WHAT YOU HAVE TO DO -> Return exactly the lines of the entries that start at the line containing "Output the underlying" and continue to the last line. Omit the pictures.

INPUT RECORDS ->
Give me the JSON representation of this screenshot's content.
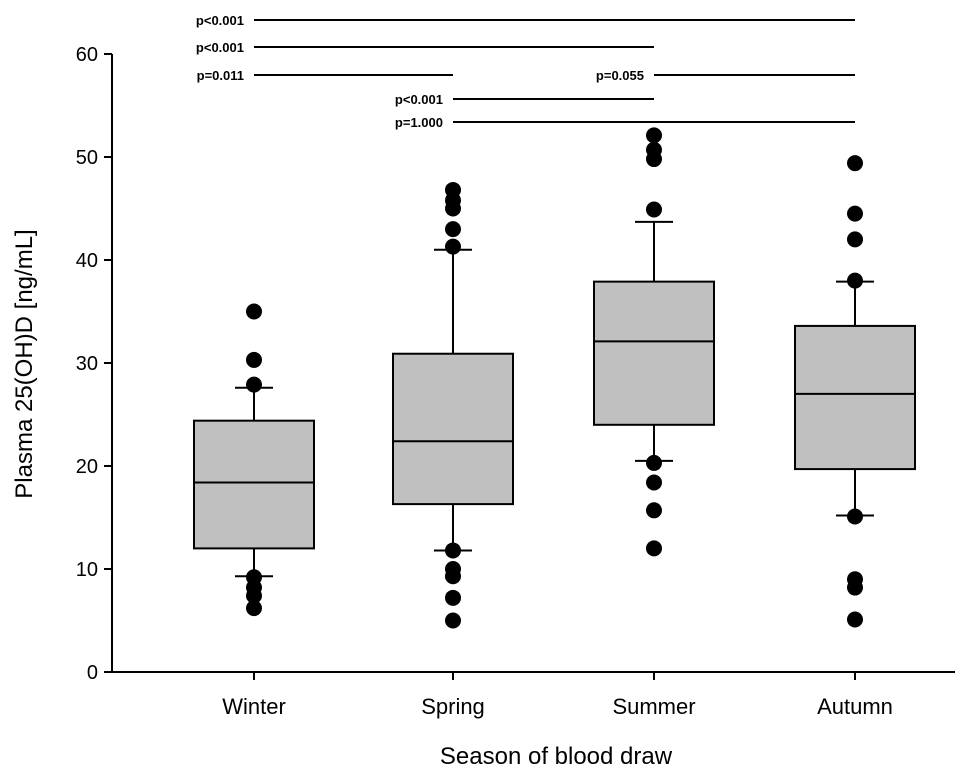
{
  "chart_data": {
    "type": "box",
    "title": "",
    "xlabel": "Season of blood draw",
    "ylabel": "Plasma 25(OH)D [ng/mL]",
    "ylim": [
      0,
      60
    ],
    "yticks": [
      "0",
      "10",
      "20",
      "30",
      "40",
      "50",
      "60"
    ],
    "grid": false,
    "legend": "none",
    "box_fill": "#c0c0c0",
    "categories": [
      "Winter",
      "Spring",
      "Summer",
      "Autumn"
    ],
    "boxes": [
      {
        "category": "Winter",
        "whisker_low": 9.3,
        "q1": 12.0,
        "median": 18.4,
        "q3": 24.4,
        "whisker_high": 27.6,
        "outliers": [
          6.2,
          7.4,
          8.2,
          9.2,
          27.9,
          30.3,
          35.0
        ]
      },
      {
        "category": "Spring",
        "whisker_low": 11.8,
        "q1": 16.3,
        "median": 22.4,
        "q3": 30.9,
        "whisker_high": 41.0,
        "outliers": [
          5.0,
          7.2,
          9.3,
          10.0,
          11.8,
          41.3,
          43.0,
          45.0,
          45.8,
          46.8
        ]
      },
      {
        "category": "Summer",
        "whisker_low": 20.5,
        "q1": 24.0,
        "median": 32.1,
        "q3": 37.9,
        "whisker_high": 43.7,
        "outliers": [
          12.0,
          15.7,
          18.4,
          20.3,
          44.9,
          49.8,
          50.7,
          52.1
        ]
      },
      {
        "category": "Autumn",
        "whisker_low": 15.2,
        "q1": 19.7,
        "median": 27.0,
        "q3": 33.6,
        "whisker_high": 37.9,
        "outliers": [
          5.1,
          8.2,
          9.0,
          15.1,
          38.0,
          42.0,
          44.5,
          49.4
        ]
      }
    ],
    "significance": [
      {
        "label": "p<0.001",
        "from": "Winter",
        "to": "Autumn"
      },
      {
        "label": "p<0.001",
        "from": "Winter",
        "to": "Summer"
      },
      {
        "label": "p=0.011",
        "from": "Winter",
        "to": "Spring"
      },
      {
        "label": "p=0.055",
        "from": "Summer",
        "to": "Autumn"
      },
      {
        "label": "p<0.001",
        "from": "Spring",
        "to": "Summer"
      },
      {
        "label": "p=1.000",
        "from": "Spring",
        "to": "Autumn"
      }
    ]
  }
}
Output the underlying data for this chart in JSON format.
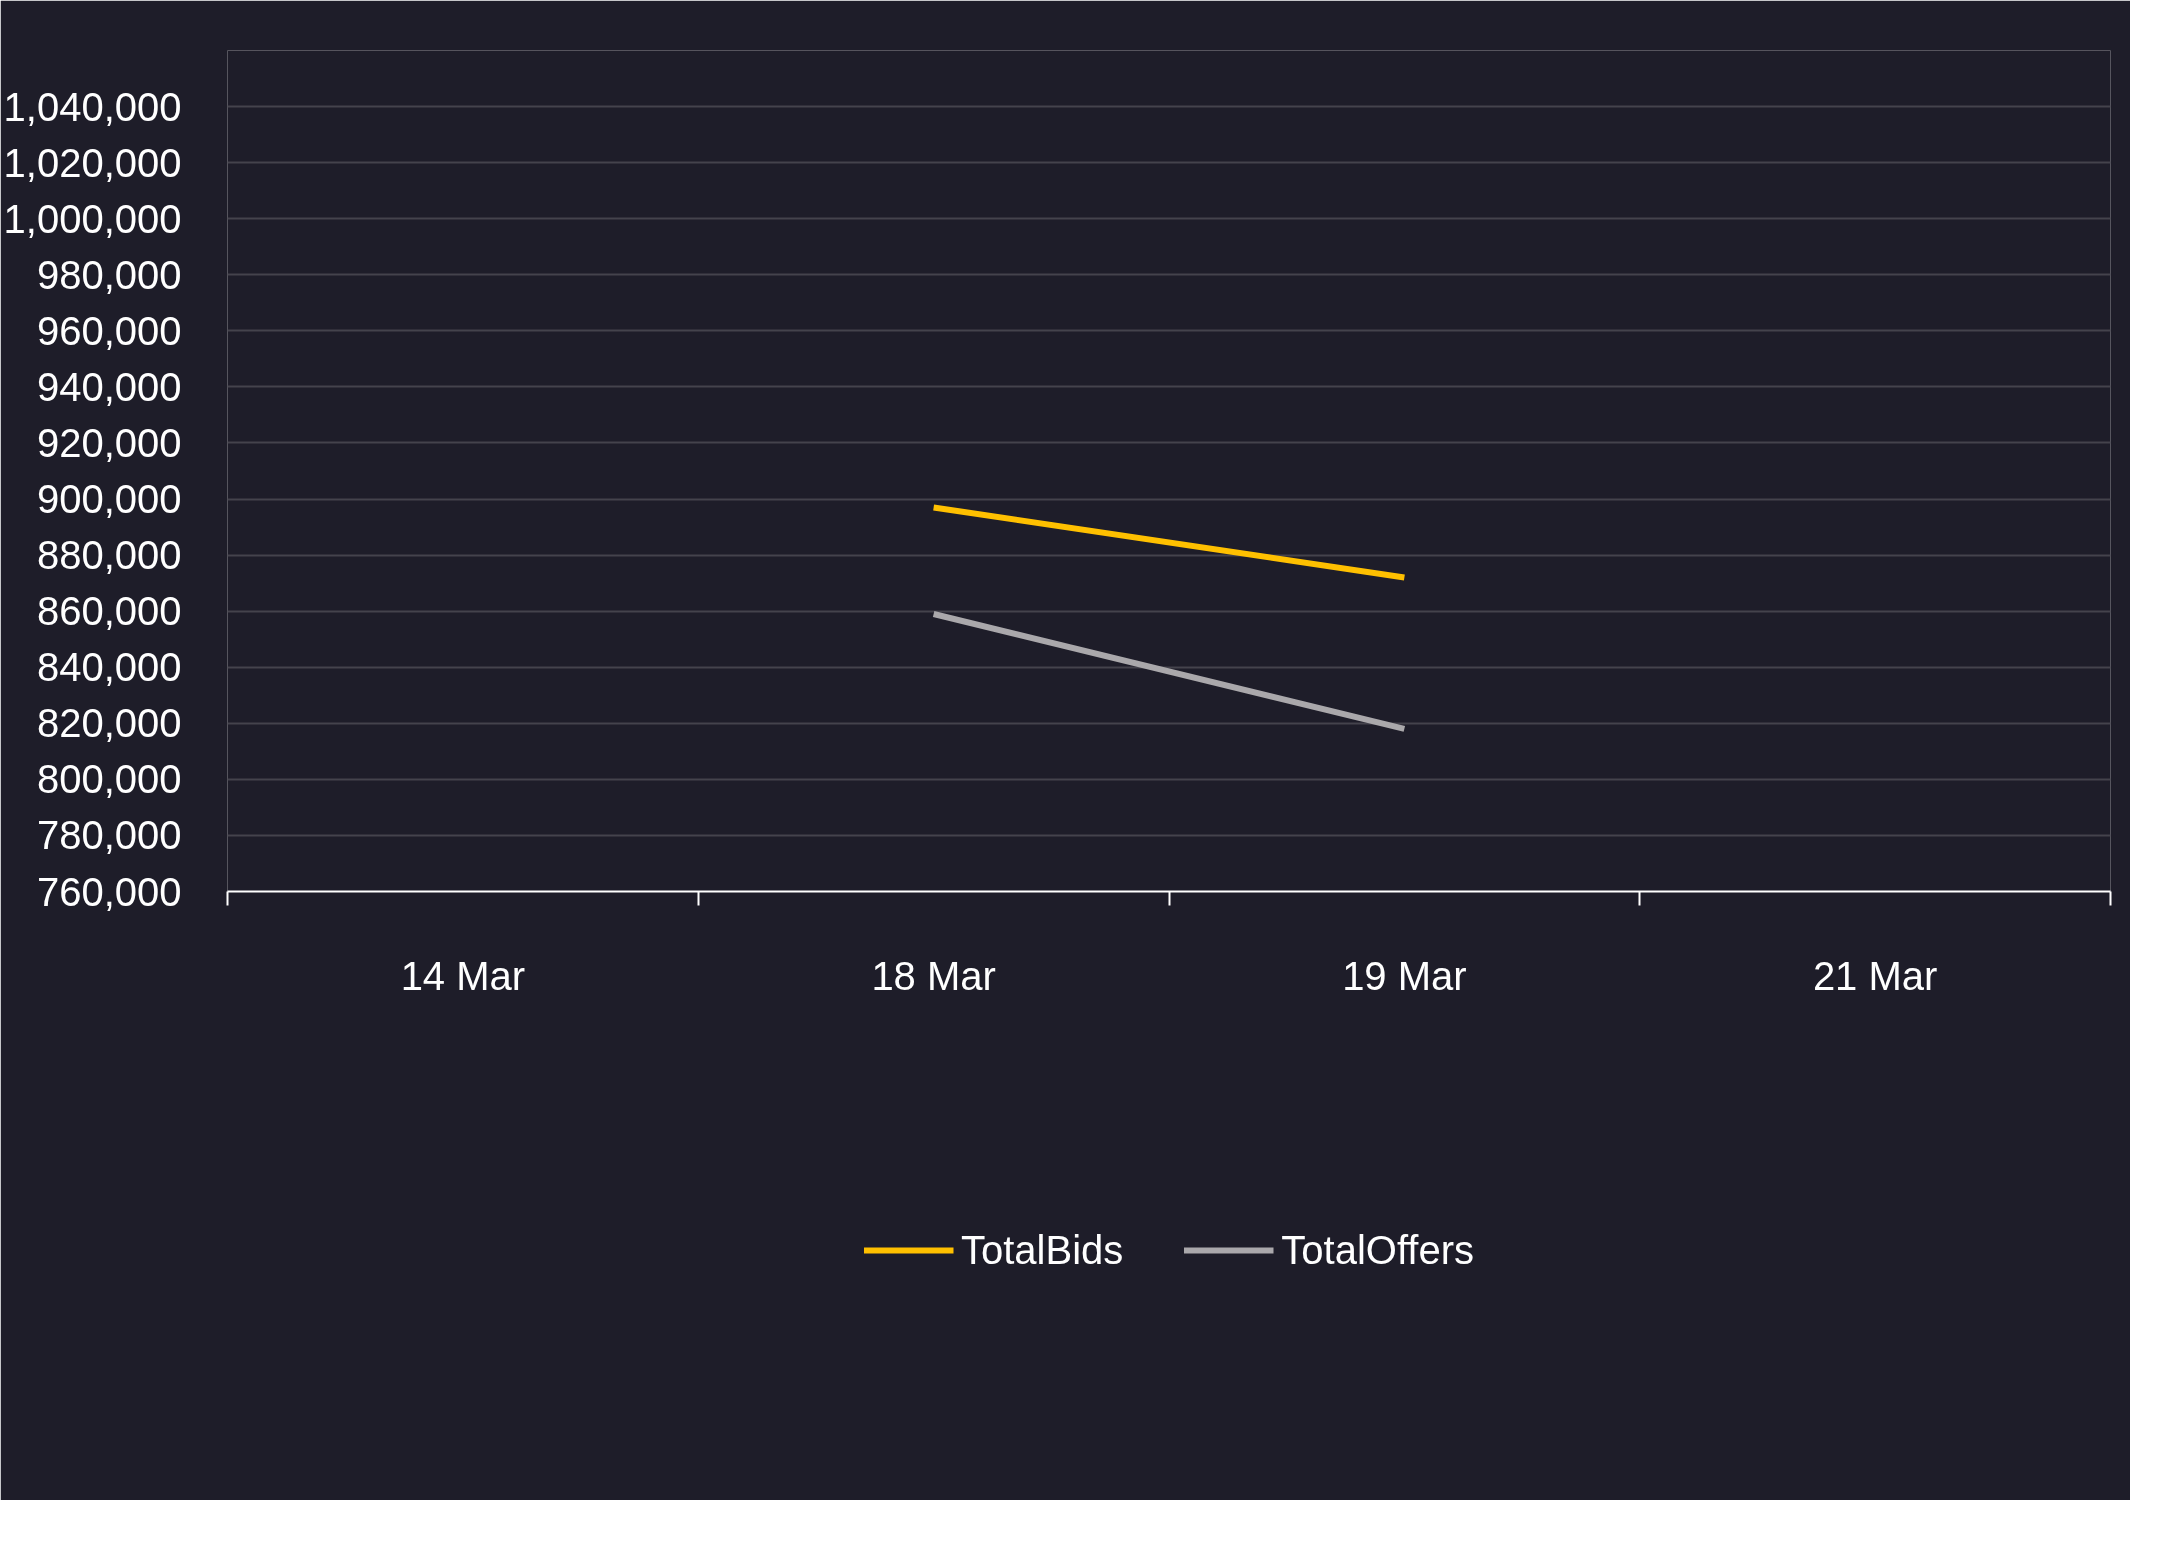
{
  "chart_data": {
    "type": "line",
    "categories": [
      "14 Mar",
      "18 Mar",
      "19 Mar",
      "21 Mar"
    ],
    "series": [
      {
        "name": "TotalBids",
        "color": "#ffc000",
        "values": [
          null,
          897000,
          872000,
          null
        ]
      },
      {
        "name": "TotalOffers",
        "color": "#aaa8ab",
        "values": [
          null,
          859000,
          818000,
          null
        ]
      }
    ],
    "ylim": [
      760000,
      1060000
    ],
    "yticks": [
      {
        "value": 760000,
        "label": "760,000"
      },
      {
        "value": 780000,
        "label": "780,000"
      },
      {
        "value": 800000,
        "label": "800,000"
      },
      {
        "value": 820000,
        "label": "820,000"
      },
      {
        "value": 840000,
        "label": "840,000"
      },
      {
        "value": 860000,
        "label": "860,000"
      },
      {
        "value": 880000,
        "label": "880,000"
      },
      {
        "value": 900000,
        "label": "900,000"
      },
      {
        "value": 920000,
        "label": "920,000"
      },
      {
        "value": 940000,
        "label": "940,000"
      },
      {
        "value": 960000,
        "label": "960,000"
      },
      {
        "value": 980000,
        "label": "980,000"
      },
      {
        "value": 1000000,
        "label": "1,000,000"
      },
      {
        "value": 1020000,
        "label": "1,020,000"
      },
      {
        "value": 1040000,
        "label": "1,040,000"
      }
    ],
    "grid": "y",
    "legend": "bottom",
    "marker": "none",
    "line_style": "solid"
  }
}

WRITTEN RESPONSE ->
Output the underlying data for this chart in JSON format.
{
  "chart_data": {
    "type": "line",
    "categories": [
      "14 Mar",
      "18 Mar",
      "19 Mar",
      "21 Mar"
    ],
    "series": [
      {
        "name": "TotalBids",
        "color": "#ffc000",
        "values": [
          null,
          897000,
          872000,
          null
        ]
      },
      {
        "name": "TotalOffers",
        "color": "#aaa8ab",
        "values": [
          null,
          859000,
          818000,
          null
        ]
      }
    ],
    "ylim": [
      760000,
      1060000
    ],
    "yticks": [
      {
        "value": 760000,
        "label": "760,000"
      },
      {
        "value": 780000,
        "label": "780,000"
      },
      {
        "value": 800000,
        "label": "800,000"
      },
      {
        "value": 820000,
        "label": "820,000"
      },
      {
        "value": 840000,
        "label": "840,000"
      },
      {
        "value": 860000,
        "label": "860,000"
      },
      {
        "value": 880000,
        "label": "880,000"
      },
      {
        "value": 900000,
        "label": "900,000"
      },
      {
        "value": 920000,
        "label": "920,000"
      },
      {
        "value": 940000,
        "label": "940,000"
      },
      {
        "value": 960000,
        "label": "960,000"
      },
      {
        "value": 980000,
        "label": "980,000"
      },
      {
        "value": 1000000,
        "label": "1,000,000"
      },
      {
        "value": 1020000,
        "label": "1,020,000"
      },
      {
        "value": 1040000,
        "label": "1,040,000"
      }
    ],
    "grid": "y",
    "legend": "bottom",
    "marker": "none",
    "line_style": "solid"
  }
}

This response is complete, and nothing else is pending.